**Фрагмент для чтения:**
«ЗДРАВСТВУЯ, МИЛАЯ, ХОРОШАЯ МОЯ!»

(Стр. 59)

Впервые — С, 1864, № 1, стр. 41—64 (ценз. разр. — 18 января), с подзаголовком «Провинциальный романс в действии».

Сохранились чистые гранки набора рассказа для «Современника». Сравнение их текста с первопечатным показывает, что перед публикацией рассказ подвергся существенной правке. Прежде всего, была значительно смягчена сатирическая характеристика героя, будущего губернатора Митеньки Козелкова (в гранках именовавшегося еще Феденькой Кротиковым). Это смягчение, скорее всего, было произведено под давлением цензуры.

Стр. 59, строки 14—16 сн. Вместо: «Старшие <...> уморительное» в журнале было напечатано:

Старшие при виде его как-то особенно благодушно улыбались.

Стр. 59—60, строки 4 сн. — 4 св. Вместо: «Старшие все-таки <...> за получаемые в нос щелчки» —

Старшие все-таки благодушно улыбались при его появлении, а сверстники подмигивали и на ходу спрашивали: «что, Кротик, сегодня хватим?» — Хватим, — отвечал Кротик и продолжал гранить тротуары на Невском проспекте, покуда не наступал час обедать в долг у Дюссо.

Стр. 62, строки 12—17 св. В журнале был снят текст:

«Messieurs! он маркера Никиту губернским контролером сделает <...> уронить его на пол!»

487

В «Современнике», и также, конечно, по цензурным причинам, были опущены два фрагмента, затрагивавшие острый вопрос об отношениях «земства» и «бюрократии»: «некоторых из них <...> к государеву писцу являться!» (стр. 64, строки 9—17 сн.) и «что писаря, сударь, конечно, необходимы <...> кто же назовет» (стр. 64—65, строки 2 сн. — 2 св.).

Из других вариантов корректуры наибольший интерес представляет следующий, удаление которого, однако, не может быть объяснено цензурными причинами: вместо «Я не буду <...> рад найти в них достойных и опытных руководителей» (стр. 66—67, строки 4 сн. — 3 св.) в гранках набора было:

Когда они остались с глазу на глаз с вице-губернатором, Феденька крепко пожал ему руку и сказал:

— Садок Сосфенович! поверьте, что я слишком хорошо понимаю ваше положение!

— Вы изволите видеть, вашество, каково мне жить среди этого смешения национальностей!

— Вижу! очень вижу! но надеюсь, что, с божьею помощью, это все устроится!

— Дай бог, чтоб было по словам вашим, вашество!

— Надеюсь! но во всяком случае, благодарю бога, что он послал мне такого опытного и достойного руководителя!

Затем наступила очередь председателя казенной палаты.

— До какой цифры простирается у вас питейный доход? — спросил Феденька.

— Семьсот восемьдесят шесть тысяч с копейками, — ответил председатель и почему-то улыбнулся, — цифра, вашество, не маленькая.

— И беспрепятственно, поступает?

— Поступает, вашество, совершенно беспрепятственно.

— А гербовой сбор?

— Гербовой сбор, вашество... ну, гербовой сбор...

Председатель не докончил и опять улыбнулся, как будто хотел сказать, что в гербовом сборе есть какая-то шалость.

**Данные об элементах и областях:**

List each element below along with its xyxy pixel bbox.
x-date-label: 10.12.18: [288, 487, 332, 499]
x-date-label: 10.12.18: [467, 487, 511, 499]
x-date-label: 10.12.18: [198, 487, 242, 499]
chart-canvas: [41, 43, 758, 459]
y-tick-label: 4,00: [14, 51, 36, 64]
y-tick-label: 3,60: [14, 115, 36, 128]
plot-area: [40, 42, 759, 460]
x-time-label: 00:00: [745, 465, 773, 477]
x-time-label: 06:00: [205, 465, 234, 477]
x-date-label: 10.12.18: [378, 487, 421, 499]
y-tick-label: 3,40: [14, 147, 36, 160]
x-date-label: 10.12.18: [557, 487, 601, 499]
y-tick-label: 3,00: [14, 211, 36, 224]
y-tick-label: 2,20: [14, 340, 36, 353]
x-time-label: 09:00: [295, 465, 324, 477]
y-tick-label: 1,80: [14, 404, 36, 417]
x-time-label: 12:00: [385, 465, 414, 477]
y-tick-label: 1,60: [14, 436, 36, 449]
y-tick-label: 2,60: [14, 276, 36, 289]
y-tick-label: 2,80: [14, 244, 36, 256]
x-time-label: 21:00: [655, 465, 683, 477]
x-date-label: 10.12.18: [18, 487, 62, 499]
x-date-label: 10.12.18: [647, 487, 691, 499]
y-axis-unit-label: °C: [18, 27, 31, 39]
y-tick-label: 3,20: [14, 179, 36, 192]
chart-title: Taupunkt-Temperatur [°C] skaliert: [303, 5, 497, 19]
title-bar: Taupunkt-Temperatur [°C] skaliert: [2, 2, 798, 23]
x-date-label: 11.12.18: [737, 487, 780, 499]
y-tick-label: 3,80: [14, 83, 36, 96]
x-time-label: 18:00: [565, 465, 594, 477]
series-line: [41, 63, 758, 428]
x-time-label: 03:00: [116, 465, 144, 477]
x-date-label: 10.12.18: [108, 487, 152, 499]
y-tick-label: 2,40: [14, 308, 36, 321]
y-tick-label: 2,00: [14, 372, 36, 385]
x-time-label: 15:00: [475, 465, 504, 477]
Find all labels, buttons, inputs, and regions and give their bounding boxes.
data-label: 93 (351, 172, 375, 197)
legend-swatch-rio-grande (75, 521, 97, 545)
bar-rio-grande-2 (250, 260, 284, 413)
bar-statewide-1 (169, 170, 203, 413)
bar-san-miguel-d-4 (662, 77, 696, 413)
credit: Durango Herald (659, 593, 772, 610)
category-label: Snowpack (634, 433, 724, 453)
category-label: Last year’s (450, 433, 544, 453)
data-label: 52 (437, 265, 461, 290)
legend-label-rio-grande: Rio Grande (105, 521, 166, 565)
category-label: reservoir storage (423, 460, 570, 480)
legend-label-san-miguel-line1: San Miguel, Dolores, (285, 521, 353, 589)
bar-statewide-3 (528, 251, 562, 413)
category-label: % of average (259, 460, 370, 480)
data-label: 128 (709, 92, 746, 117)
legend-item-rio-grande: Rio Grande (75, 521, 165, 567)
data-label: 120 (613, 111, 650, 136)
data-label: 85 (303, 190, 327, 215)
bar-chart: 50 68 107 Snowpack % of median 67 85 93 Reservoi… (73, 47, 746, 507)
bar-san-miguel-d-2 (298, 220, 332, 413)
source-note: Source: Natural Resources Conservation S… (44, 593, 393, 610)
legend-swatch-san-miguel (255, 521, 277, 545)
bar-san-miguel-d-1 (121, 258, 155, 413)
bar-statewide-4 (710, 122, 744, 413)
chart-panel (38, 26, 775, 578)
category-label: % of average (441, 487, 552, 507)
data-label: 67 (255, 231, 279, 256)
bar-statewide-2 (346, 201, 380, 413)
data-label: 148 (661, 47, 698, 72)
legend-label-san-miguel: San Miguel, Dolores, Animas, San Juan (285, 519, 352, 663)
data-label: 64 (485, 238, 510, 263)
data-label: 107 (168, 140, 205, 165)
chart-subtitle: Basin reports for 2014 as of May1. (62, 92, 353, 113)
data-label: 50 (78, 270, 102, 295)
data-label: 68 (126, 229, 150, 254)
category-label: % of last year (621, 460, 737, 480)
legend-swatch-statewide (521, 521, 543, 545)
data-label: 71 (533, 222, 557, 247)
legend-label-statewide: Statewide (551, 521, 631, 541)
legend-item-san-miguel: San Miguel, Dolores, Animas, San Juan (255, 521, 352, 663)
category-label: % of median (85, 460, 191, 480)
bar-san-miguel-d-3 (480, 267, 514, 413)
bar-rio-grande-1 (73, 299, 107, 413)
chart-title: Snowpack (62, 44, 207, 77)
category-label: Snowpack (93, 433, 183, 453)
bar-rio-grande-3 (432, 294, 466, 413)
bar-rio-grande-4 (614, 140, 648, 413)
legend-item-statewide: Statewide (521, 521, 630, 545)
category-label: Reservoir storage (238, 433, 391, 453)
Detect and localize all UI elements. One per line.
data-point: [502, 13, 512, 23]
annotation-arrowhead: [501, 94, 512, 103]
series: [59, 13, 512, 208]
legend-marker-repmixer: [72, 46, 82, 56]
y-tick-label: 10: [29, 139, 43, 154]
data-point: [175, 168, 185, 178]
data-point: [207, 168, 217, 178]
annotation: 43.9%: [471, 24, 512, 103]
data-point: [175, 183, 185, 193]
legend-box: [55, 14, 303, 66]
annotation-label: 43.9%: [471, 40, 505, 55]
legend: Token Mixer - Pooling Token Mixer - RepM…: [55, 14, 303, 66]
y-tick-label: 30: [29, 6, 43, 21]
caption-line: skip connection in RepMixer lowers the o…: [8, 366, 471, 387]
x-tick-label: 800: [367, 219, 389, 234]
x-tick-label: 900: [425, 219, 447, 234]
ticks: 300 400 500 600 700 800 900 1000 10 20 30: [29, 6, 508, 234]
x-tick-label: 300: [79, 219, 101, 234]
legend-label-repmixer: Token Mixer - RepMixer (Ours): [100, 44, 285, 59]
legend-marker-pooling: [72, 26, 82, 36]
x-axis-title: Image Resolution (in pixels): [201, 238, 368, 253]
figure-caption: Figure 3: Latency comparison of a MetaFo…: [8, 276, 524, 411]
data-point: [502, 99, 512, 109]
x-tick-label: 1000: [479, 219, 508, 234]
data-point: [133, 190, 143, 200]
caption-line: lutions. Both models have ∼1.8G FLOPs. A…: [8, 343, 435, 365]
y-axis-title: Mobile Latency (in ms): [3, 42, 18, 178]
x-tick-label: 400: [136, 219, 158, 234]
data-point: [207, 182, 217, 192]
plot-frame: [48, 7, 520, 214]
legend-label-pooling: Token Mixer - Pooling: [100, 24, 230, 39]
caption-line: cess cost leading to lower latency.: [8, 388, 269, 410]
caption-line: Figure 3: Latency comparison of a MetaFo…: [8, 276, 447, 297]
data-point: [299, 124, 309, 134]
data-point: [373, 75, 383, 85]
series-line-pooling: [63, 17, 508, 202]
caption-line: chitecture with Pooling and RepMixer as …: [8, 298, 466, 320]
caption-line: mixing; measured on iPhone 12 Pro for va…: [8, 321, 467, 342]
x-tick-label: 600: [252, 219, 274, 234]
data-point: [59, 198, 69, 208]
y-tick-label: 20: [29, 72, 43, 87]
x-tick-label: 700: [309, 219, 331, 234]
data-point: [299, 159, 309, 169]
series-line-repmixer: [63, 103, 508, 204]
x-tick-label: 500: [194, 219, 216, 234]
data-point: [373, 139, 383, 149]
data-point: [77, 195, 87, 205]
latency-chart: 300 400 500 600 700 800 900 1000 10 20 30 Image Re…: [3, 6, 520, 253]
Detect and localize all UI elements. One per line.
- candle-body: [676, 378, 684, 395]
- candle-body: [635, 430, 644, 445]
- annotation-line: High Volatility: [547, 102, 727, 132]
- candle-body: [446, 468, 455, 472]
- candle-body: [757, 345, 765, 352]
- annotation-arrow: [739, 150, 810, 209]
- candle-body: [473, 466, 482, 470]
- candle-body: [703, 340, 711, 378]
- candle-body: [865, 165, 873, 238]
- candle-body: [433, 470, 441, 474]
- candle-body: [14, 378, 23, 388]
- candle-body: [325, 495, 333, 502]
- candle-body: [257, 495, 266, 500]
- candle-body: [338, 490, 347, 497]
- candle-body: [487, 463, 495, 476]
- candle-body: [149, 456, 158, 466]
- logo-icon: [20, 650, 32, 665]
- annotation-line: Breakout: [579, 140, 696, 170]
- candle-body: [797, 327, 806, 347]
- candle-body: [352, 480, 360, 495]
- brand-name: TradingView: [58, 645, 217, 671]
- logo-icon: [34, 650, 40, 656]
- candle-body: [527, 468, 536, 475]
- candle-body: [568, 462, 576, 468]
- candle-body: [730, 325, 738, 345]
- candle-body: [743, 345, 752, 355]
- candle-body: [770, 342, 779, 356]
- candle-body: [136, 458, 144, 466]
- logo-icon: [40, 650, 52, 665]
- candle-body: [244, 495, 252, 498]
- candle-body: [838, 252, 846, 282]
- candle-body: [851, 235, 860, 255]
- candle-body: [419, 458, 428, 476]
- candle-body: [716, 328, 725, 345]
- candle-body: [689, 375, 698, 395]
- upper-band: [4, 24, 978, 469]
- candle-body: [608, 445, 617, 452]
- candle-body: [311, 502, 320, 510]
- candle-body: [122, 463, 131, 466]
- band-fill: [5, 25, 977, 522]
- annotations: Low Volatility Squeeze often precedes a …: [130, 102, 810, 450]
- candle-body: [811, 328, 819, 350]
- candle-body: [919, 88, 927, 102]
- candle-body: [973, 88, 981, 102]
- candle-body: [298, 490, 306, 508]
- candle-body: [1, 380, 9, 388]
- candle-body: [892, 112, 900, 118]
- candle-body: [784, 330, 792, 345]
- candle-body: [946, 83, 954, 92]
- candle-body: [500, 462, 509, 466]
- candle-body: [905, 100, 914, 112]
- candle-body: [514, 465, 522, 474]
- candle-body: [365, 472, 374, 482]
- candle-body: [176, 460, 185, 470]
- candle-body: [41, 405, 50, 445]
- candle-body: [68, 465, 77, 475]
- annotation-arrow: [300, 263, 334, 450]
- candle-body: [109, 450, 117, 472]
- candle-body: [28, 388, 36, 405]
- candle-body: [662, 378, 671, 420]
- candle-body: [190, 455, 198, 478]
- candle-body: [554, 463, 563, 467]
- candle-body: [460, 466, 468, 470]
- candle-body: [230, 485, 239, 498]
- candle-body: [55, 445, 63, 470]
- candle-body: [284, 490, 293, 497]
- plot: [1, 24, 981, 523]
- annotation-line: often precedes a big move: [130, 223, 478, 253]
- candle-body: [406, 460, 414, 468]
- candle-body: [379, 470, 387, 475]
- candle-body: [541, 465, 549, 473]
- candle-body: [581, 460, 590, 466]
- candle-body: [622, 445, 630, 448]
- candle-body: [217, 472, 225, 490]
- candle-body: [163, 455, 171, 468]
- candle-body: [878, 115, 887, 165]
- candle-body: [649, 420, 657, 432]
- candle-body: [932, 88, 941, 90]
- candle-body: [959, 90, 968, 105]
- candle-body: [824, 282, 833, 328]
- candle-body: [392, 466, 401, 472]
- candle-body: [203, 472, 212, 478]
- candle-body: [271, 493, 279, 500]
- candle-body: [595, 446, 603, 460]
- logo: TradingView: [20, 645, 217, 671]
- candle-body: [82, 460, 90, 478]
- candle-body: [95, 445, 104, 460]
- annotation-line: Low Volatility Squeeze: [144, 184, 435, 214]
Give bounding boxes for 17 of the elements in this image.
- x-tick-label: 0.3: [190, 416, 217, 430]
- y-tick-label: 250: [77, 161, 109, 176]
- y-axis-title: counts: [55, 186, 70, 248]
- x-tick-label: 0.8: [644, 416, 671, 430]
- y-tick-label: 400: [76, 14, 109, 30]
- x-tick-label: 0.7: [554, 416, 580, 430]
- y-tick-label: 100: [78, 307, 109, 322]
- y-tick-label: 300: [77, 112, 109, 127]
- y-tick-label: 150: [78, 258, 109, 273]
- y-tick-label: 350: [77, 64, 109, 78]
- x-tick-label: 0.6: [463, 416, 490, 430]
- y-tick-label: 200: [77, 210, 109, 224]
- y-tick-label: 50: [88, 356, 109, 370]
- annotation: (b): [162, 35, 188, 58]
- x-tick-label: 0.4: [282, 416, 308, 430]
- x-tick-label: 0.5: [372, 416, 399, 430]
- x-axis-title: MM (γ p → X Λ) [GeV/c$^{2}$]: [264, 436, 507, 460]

**Задание:** Продублируйте дословно фрагмент комментария к рассказу от слов «Впервые — С, 1864, №» до слов «особенно благодушно улыбались.».

**Полный ответ:**
Впервые — С, 1864, № 1, стр. 41—64 (ценз. разр. — 18 января), с подзаголовком «Провинциальный романс в действии».

Сохранились чистые гранки набора рассказа для «Современника». Сравнение их текста с первопечатным показывает, что перед публикацией рассказ подвергся существенной правке. Прежде всего, была значительно смягчена сатирическая характеристика героя, будущего губернатора Митеньки Козелкова (в гранках именовавшегося еще Феденькой Кротиковым). Это смягчение, скорее всего, было произведено под давлением цензуры.

Стр. 59, строки 14—16 сн. Вместо: «Старшие <...> уморительное» в журнале было напечатано:

Старшие при виде его как-то особенно благодушно улыбались.